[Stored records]
****************************************

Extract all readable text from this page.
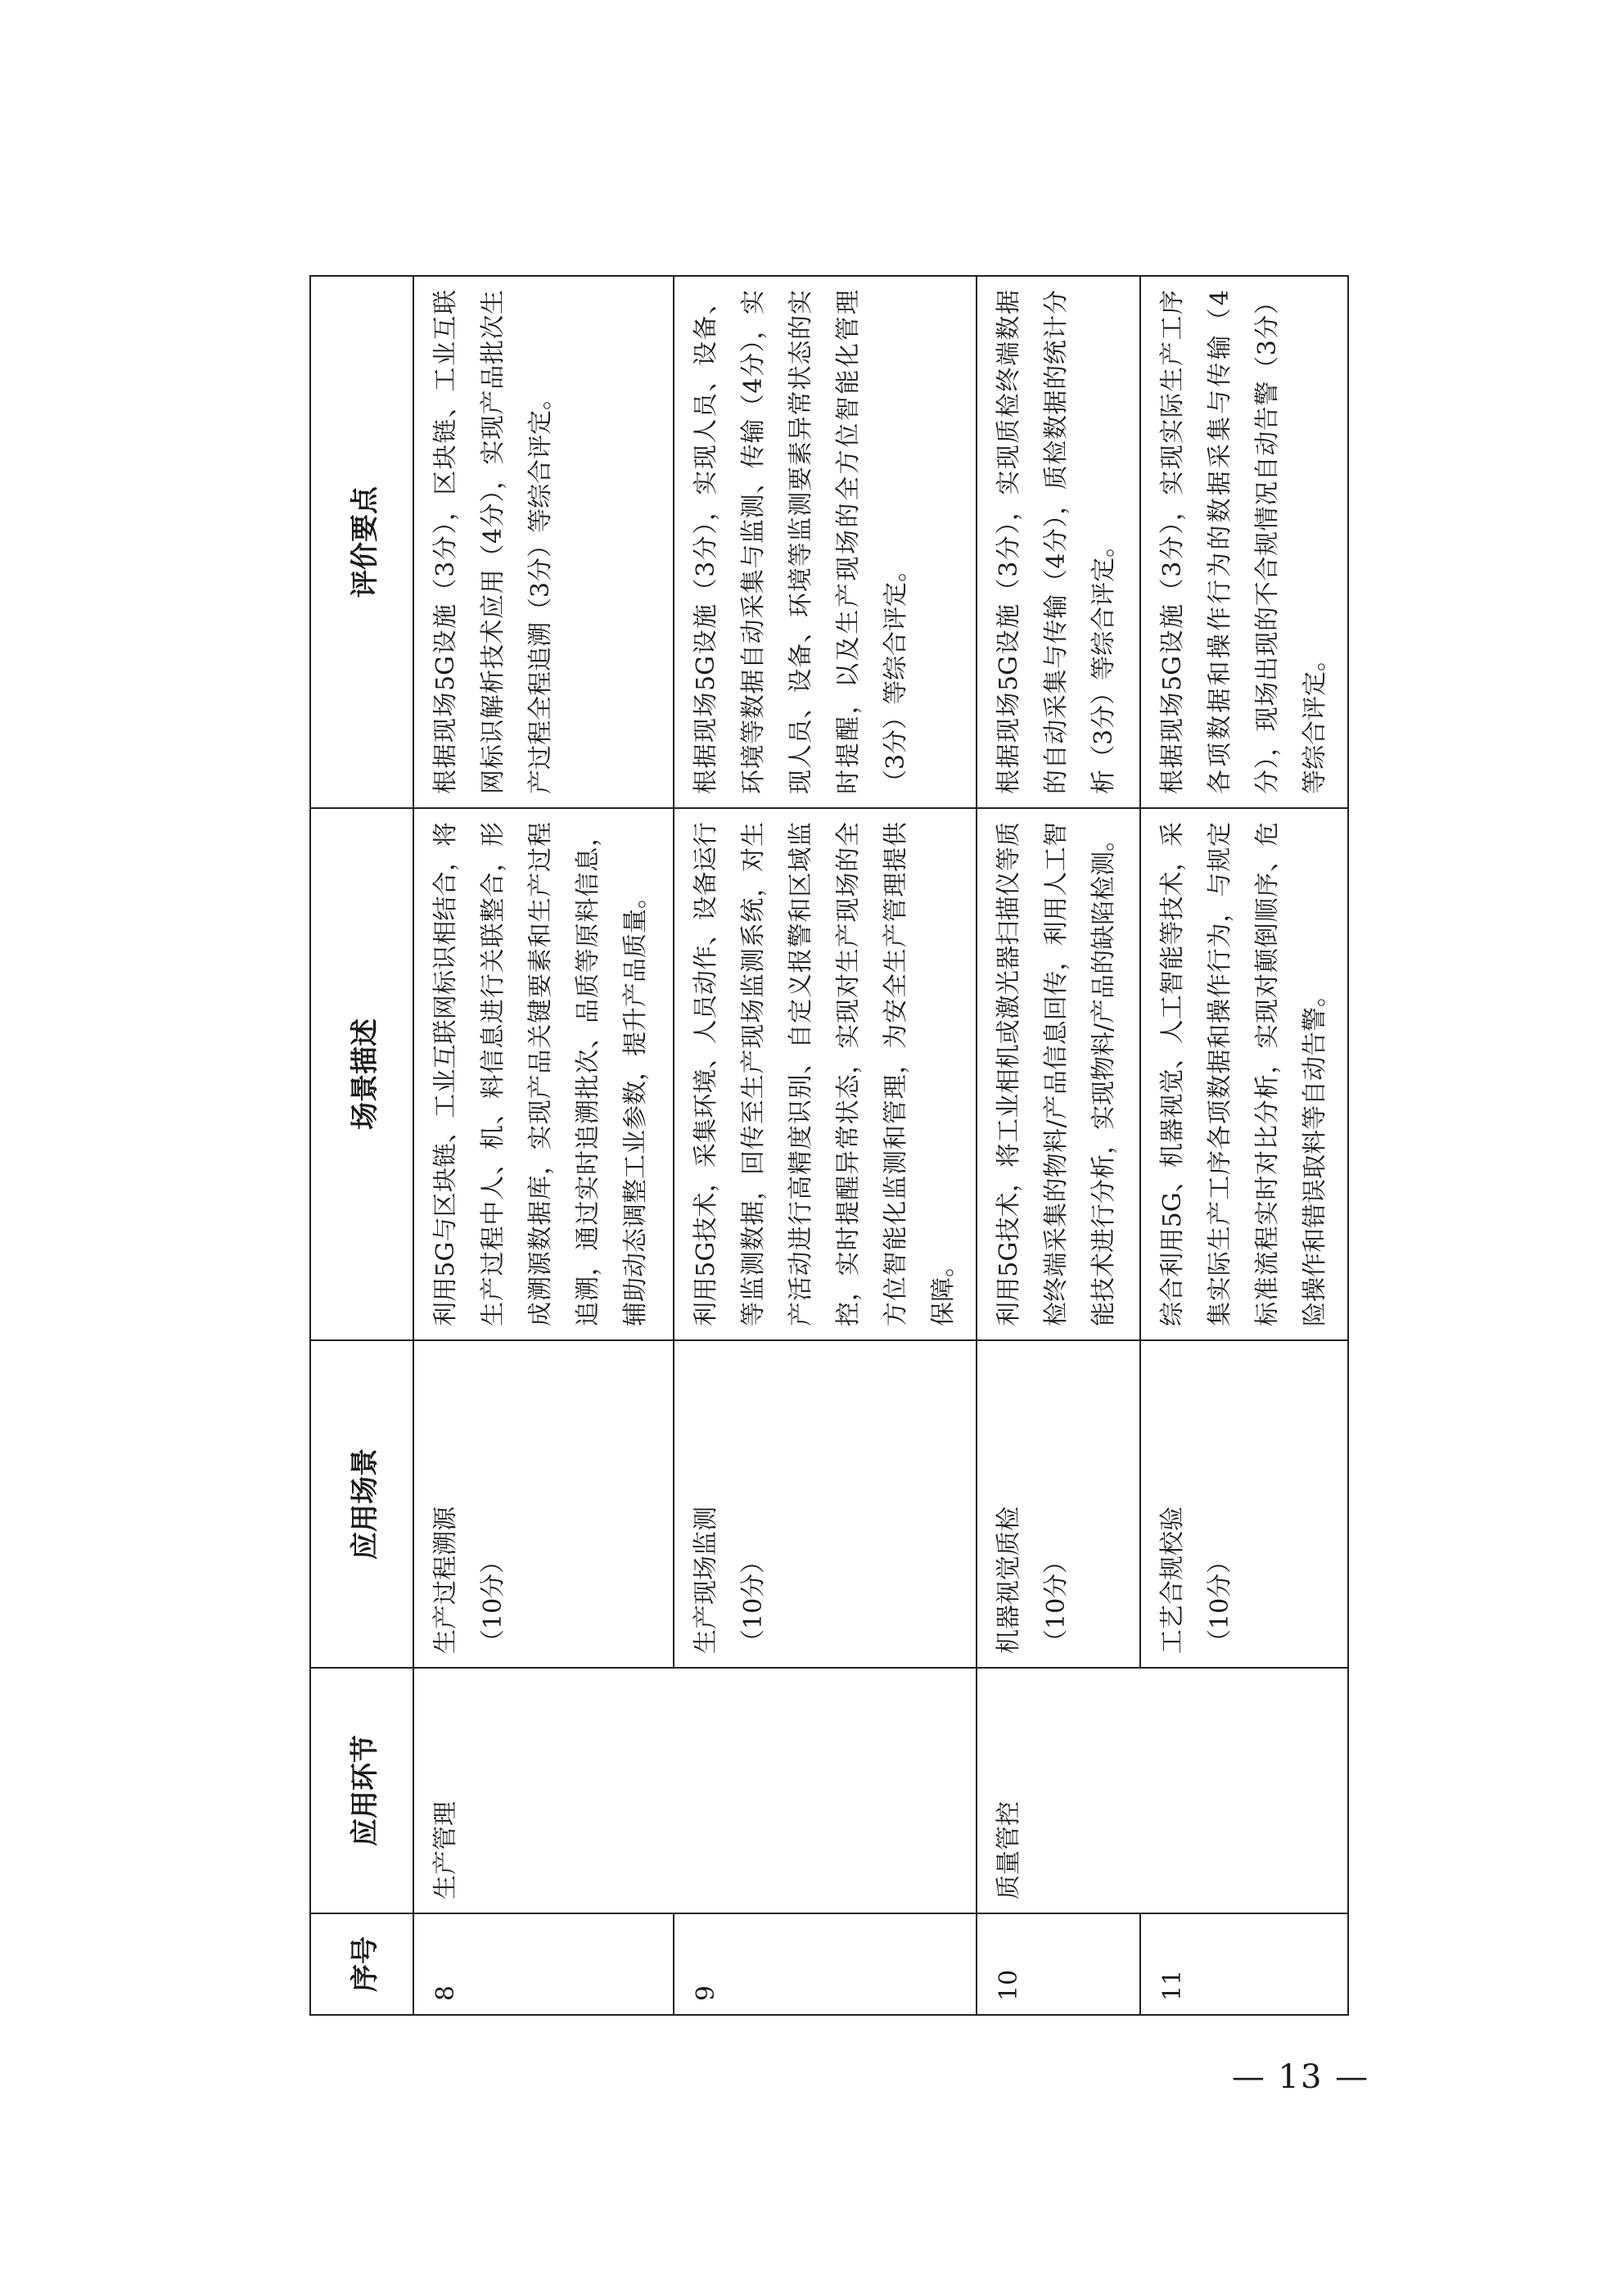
序号	应用环节	应用场景	场景描述	评价要点
8	生产管理	生产过程溯源 （10分）	利用5G与区块链、工业互联网标识相结合，将生产过程中人、机、料信息进行关联整合，形成溯源数据库，实现产品关键要素和生产过程追溯，通过实时追溯批次、品质等原料信息，辅助动态调整工业参数，提升产品质量。	根据现场5G设施（3分），区块链、工业互联网标识解析技术应用（4分），实现产品批次生产过程全程追溯（3分）等综合评定。
9		生产现场监测 （10分）	利用5G技术，采集环境、人员动作、设备运行等监测数据，回传至生产现场监测系统，对生产活动进行高精度识别、自定义报警和区域监控，实时提醒异常状态，实现对生产现场的全方位智能化监测和管理，为安全生产管理提供保障。	根据现场5G设施（3分），实现人员、设备、环境等数据自动采集与监测、传输（4分），实现人员、设备、环境等监测要素异常状态的实时提醒，以及生产现场的全方位智能化管理（3分）等综合评定。
10	质量管控	机器视觉质检 （10分）	利用5G技术，将工业相机或激光器扫描仪等质检终端采集的物料/产品信息回传，利用人工智能技术进行分析，实现物料/产品的缺陷检测。	根据现场5G设施（3分），实现质检终端数据的自动采集与传输（4分），质检数据的统计分析（3分）等综合评定。
11		工艺合规校验 （10分）	综合利用5G、机器视觉、人工智能等技术，采集实际生产工序各项数据和操作行为，与规定标准流程实时对比分析，实现对颠倒顺序、危险操作和错误取料等自动告警。	根据现场5G设施（3分），实现实际生产工序各项数据和操作行为的数据采集与传输（4分），现场出现的不合规情况自动告警（3分）等综合评定。
— 13 —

****************************************

Task instructions:
Tally every line of the data that holds the word "等综合评定" and write the count alone.

Result:
4